**GIVEN PROBLEM**. Omit every image, and transcribe the remaining entries exactly as given.
------------
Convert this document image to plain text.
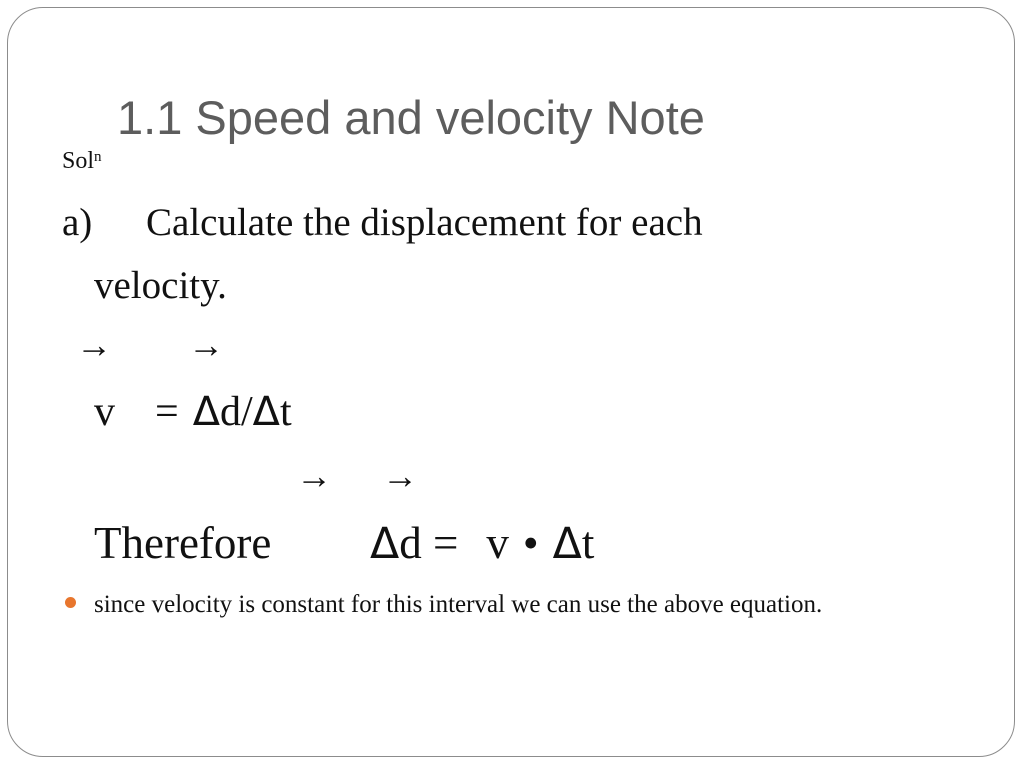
1.1 Speed and velocity Note
Sol$^n$
a) Calculate the displacement for each
velocity.
→ →
v = Δd/Δt
→ →
Therefore Δd = v • Δt
since velocity is constant for this interval we can use the above equation.
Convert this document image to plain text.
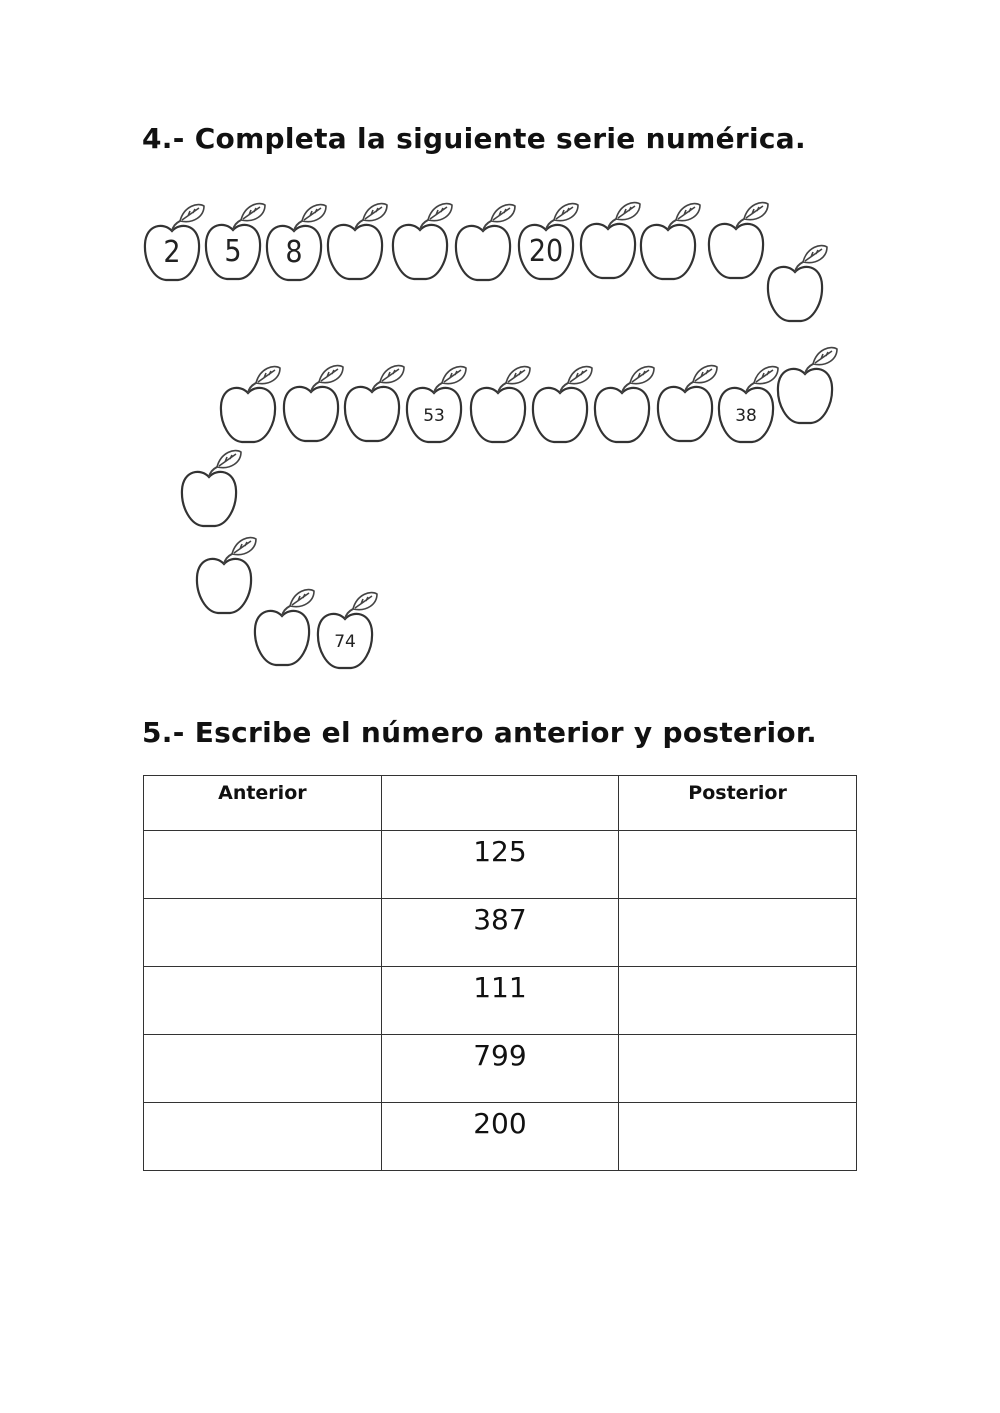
4.- Completa la siguiente serie numérica.
2 5 8	20
38
53
74
5.- Escribe el número anterior y posterior.
Anterior		Posterior
	125	
	387	
	111	
	799	
	200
------------
**REPLY TO THE TASK**.
Convert this document image to plain text.
1.1 Speed and velocity Note
Sol$^n$
a) Calculate the displacement for each
velocity.
→ →
v = Δd/Δt
→ →
Therefore Δd = v • Δt
since velocity is constant for this interval we can use the above equation.
Convert this document image to plain text.
4.- Completa la siguiente serie numérica.
2 5 8	20
38
53
74
5.- Escribe el número anterior y posterior.
Anterior		Posterior
	125	
	387	
	111	
	799	
	200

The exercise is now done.